— Begin Dataset —

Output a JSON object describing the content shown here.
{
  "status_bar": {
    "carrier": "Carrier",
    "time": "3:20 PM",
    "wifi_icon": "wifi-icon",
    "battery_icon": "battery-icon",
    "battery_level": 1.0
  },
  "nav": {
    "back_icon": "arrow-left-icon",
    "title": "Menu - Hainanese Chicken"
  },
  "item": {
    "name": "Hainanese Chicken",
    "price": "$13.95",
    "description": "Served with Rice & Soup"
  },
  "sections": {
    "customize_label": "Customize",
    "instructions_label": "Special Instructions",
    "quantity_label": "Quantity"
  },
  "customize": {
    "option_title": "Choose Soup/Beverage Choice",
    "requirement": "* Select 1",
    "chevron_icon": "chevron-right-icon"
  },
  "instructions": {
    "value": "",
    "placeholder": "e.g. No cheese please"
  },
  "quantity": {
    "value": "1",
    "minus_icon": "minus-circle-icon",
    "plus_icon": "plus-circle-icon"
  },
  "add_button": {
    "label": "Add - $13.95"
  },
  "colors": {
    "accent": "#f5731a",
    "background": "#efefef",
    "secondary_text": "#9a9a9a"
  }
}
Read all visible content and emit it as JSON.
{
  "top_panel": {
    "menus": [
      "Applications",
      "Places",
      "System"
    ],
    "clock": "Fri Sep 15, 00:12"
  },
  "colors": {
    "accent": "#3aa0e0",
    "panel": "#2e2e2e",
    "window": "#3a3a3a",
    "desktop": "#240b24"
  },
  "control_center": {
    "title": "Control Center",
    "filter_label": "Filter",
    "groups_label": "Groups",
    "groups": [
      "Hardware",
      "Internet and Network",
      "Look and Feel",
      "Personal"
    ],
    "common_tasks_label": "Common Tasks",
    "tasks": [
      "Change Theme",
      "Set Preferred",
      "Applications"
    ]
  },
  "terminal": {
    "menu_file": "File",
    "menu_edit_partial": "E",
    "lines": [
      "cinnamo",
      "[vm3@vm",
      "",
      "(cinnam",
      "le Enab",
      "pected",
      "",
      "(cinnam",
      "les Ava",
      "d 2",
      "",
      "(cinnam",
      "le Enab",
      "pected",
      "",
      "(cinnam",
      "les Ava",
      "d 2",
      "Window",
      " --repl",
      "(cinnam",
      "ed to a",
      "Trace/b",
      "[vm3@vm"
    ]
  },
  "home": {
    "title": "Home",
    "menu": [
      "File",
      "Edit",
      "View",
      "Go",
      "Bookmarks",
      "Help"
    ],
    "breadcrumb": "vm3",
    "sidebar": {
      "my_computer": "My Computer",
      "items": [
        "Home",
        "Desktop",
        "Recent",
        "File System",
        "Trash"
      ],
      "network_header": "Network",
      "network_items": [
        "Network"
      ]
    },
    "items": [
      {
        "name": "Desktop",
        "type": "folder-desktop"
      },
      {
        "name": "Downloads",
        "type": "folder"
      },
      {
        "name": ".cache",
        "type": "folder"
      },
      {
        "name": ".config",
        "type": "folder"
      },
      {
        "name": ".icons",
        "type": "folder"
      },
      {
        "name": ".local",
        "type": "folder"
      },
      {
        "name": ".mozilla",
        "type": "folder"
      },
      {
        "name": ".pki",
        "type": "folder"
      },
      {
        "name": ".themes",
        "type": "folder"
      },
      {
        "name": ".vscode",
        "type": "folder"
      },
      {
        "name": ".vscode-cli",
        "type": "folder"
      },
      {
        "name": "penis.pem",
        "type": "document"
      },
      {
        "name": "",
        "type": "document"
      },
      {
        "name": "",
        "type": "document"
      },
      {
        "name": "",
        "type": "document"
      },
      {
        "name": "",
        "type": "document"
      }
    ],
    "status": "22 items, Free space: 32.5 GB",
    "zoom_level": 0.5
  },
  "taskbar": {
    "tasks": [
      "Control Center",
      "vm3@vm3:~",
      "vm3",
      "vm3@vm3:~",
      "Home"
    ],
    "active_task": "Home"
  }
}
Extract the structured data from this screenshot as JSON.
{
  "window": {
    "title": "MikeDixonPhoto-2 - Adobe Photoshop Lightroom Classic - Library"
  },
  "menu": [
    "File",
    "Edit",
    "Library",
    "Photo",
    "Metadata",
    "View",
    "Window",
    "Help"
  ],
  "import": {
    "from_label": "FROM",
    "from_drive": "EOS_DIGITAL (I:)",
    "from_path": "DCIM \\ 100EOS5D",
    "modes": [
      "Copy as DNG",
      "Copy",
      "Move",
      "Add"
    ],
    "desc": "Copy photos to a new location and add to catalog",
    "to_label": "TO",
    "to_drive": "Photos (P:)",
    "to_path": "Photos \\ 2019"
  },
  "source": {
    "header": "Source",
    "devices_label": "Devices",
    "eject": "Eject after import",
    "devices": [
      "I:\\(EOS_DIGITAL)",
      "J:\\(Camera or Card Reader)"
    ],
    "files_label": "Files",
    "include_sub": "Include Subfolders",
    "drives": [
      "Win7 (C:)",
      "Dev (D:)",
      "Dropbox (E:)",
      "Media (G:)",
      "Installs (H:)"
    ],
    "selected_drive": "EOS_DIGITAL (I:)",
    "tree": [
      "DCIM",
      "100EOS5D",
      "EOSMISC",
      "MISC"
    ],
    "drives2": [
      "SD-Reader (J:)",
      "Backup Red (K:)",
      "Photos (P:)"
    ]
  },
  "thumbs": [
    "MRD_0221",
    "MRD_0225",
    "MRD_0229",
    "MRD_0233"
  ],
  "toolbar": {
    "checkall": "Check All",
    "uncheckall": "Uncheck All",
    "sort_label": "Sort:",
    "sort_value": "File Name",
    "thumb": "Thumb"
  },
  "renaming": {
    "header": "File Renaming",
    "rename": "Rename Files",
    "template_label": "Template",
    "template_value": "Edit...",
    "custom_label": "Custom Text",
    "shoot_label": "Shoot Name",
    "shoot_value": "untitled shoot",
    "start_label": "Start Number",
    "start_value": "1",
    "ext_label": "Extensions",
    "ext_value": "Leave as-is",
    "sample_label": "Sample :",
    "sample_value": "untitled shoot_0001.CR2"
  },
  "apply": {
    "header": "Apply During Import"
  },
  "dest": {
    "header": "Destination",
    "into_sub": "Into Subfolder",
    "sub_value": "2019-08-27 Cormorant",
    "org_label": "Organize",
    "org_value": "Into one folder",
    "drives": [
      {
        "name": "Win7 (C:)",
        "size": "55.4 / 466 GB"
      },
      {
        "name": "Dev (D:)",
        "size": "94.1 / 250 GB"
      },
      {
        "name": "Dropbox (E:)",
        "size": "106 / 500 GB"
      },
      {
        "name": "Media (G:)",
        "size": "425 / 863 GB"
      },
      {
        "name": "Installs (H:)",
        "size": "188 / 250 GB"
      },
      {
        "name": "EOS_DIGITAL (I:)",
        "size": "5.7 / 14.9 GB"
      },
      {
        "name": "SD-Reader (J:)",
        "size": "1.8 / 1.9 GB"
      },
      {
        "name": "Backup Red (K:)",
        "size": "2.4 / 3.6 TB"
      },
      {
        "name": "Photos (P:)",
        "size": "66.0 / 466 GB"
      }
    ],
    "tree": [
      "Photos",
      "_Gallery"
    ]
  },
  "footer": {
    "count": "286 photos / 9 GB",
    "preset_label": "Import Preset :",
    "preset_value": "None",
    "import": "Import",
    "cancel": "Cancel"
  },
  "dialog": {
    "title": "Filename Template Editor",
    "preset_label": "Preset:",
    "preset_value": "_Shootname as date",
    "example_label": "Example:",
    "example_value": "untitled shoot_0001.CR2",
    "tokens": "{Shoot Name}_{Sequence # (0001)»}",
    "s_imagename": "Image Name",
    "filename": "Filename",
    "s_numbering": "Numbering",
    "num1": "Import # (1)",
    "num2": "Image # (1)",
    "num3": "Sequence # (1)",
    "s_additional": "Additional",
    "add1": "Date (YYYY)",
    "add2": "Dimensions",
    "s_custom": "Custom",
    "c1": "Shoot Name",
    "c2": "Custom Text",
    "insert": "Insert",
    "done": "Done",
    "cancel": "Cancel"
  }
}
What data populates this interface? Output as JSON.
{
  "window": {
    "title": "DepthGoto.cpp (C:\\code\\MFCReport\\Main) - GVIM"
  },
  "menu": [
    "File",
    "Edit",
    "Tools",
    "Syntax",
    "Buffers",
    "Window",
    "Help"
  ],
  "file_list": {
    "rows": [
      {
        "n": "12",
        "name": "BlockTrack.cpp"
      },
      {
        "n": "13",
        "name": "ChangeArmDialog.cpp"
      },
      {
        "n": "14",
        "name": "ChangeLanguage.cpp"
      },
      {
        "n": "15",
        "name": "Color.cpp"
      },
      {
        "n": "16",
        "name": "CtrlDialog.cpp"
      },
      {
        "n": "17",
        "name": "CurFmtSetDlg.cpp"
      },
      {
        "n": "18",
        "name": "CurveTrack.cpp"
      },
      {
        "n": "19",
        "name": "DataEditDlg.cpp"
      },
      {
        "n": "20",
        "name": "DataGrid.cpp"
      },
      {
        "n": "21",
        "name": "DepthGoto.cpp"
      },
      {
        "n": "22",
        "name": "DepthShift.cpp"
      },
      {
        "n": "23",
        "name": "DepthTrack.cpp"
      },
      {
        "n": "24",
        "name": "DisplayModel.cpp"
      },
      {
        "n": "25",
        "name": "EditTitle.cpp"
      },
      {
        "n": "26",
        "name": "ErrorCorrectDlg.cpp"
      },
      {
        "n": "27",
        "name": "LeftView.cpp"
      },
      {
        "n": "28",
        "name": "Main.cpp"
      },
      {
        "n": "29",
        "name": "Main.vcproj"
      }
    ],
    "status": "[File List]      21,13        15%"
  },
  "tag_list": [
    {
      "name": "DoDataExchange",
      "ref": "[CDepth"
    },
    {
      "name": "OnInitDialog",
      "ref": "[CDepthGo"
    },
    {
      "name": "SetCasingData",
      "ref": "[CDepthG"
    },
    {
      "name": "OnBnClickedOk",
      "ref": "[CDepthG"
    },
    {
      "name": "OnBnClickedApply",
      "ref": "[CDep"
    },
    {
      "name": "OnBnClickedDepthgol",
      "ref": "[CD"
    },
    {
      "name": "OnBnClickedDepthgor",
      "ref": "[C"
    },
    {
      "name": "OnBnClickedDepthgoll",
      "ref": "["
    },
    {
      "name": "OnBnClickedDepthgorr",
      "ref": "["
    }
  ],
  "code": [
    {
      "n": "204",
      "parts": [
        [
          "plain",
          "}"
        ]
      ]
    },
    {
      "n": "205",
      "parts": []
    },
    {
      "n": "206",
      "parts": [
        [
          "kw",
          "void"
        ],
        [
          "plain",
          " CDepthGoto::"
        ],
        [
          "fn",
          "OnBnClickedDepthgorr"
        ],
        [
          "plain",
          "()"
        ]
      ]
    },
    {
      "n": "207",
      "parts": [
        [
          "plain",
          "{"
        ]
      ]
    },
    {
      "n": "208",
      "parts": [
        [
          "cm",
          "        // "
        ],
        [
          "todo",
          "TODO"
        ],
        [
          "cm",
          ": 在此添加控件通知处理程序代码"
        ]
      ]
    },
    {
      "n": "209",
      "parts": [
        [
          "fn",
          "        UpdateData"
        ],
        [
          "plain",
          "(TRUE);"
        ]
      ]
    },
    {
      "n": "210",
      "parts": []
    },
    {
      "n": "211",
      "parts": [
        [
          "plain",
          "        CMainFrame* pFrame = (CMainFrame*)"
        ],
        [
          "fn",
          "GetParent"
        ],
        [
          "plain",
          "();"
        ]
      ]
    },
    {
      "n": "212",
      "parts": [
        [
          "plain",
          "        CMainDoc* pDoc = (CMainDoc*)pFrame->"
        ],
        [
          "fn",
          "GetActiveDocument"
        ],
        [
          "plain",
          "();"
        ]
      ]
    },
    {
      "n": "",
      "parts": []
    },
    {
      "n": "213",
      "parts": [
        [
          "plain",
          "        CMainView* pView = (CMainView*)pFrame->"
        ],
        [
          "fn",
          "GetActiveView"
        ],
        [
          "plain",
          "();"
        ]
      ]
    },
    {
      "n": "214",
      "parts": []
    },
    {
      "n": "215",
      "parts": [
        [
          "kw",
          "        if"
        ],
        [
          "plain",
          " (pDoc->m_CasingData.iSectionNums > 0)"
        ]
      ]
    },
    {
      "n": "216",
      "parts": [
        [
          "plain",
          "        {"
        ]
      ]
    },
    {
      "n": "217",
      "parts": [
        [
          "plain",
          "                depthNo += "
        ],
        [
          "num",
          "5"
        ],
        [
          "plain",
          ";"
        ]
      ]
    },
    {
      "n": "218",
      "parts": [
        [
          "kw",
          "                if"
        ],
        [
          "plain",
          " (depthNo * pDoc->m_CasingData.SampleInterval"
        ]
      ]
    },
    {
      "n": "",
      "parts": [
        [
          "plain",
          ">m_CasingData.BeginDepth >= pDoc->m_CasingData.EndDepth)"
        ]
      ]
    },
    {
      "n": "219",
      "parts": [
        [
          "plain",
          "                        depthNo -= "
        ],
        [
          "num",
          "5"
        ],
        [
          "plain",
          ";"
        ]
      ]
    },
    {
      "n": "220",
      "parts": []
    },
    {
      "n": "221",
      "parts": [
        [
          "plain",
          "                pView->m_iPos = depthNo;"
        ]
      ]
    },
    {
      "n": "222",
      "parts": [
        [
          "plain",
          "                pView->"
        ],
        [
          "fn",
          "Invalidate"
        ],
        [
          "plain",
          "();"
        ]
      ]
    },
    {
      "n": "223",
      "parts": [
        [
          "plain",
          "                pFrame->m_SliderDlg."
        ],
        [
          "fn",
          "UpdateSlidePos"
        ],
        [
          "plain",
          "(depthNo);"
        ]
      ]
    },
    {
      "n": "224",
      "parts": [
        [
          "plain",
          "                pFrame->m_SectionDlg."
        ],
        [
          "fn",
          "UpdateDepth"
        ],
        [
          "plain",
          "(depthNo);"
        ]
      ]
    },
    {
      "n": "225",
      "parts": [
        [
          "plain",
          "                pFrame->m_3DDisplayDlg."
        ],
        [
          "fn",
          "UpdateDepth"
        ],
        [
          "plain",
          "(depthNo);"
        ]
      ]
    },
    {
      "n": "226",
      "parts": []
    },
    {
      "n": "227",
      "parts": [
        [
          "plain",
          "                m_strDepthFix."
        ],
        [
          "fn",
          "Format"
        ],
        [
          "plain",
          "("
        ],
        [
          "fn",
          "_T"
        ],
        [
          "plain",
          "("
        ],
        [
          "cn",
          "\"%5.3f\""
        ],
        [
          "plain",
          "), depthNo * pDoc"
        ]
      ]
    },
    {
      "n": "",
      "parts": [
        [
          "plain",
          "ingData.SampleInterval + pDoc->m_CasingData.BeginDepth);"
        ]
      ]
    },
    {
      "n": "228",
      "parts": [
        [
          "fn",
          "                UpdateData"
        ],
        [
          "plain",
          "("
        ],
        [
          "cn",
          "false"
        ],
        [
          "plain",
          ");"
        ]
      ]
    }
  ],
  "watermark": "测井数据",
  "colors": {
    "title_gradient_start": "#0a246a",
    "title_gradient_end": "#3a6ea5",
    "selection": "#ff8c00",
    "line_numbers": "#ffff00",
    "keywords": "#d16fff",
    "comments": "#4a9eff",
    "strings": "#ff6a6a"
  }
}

— End Dataset —

## [What to do]
Within the listing above, work out how many lines contain the string "Output", and reply with that number only.

## [Correct answer]
2